Task data:
— Begin —

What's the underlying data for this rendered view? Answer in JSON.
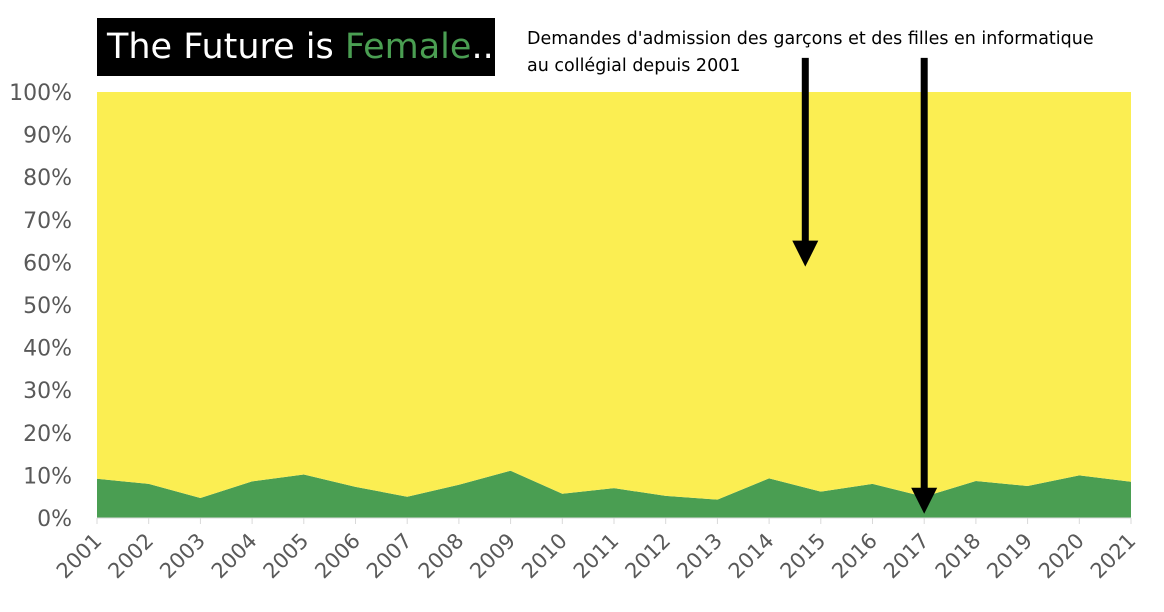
{
  "title": {
    "prefix": "The Future is ",
    "accent": "Female",
    "suffix": "...?",
    "accent_color": "#4a9e52",
    "background_color": "#000000"
  },
  "annotation": {
    "line1": "Demandes d'admission des garçons et des filles en informatique",
    "line2": "au collégial depuis 2001"
  },
  "chart_data": {
    "type": "area",
    "stacked": "percent",
    "x": [
      "2001",
      "2002",
      "2003",
      "2004",
      "2005",
      "2006",
      "2007",
      "2008",
      "2009",
      "2010",
      "2011",
      "2012",
      "2013",
      "2014",
      "2015",
      "2016",
      "2017",
      "2018",
      "2019",
      "2020",
      "2021"
    ],
    "series": [
      {
        "color": "#4a9e52",
        "values": [
          9.2,
          8.0,
          4.7,
          8.6,
          10.2,
          7.3,
          5.0,
          7.8,
          11.1,
          5.7,
          7.0,
          5.2,
          4.3,
          9.3,
          6.2,
          8.0,
          5.0,
          8.7,
          7.5,
          10.0,
          8.5
        ]
      },
      {
        "color": "#fbee52",
        "values": [
          90.8,
          92.0,
          95.3,
          91.4,
          89.8,
          92.7,
          95.0,
          92.2,
          88.9,
          94.3,
          93.0,
          94.8,
          95.7,
          90.7,
          93.8,
          92.0,
          95.0,
          91.3,
          92.5,
          90.0,
          91.5
        ]
      }
    ],
    "y_ticks": [
      "0%",
      "10%",
      "20%",
      "30%",
      "40%",
      "50%",
      "60%",
      "70%",
      "80%",
      "90%",
      "100%"
    ],
    "ylim": [
      0,
      100
    ],
    "grid": false,
    "legend": "none",
    "arrows": [
      {
        "x": "2014.7",
        "y_from": 108,
        "y_to": 59
      },
      {
        "x": "2017",
        "y_from": 108,
        "y_to": 1
      }
    ]
  }
}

— End —

Problem to solve: Pictures are excluded; repeat every record exactly.

Result for this task:
What's the underlying data for this rendered view? Answer in JSON.
{
  "title": {
    "prefix": "The Future is ",
    "accent": "Female",
    "suffix": "...?",
    "accent_color": "#4a9e52",
    "background_color": "#000000"
  },
  "annotation": {
    "line1": "Demandes d'admission des garçons et des filles en informatique",
    "line2": "au collégial depuis 2001"
  },
  "chart_data": {
    "type": "area",
    "stacked": "percent",
    "x": [
      "2001",
      "2002",
      "2003",
      "2004",
      "2005",
      "2006",
      "2007",
      "2008",
      "2009",
      "2010",
      "2011",
      "2012",
      "2013",
      "2014",
      "2015",
      "2016",
      "2017",
      "2018",
      "2019",
      "2020",
      "2021"
    ],
    "series": [
      {
        "color": "#4a9e52",
        "values": [
          9.2,
          8.0,
          4.7,
          8.6,
          10.2,
          7.3,
          5.0,
          7.8,
          11.1,
          5.7,
          7.0,
          5.2,
          4.3,
          9.3,
          6.2,
          8.0,
          5.0,
          8.7,
          7.5,
          10.0,
          8.5
        ]
      },
      {
        "color": "#fbee52",
        "values": [
          90.8,
          92.0,
          95.3,
          91.4,
          89.8,
          92.7,
          95.0,
          92.2,
          88.9,
          94.3,
          93.0,
          94.8,
          95.7,
          90.7,
          93.8,
          92.0,
          95.0,
          91.3,
          92.5,
          90.0,
          91.5
        ]
      }
    ],
    "y_ticks": [
      "0%",
      "10%",
      "20%",
      "30%",
      "40%",
      "50%",
      "60%",
      "70%",
      "80%",
      "90%",
      "100%"
    ],
    "ylim": [
      0,
      100
    ],
    "grid": false,
    "legend": "none",
    "arrows": [
      {
        "x": "2014.7",
        "y_from": 108,
        "y_to": 59
      },
      {
        "x": "2017",
        "y_from": 108,
        "y_to": 1
      }
    ]
  }
}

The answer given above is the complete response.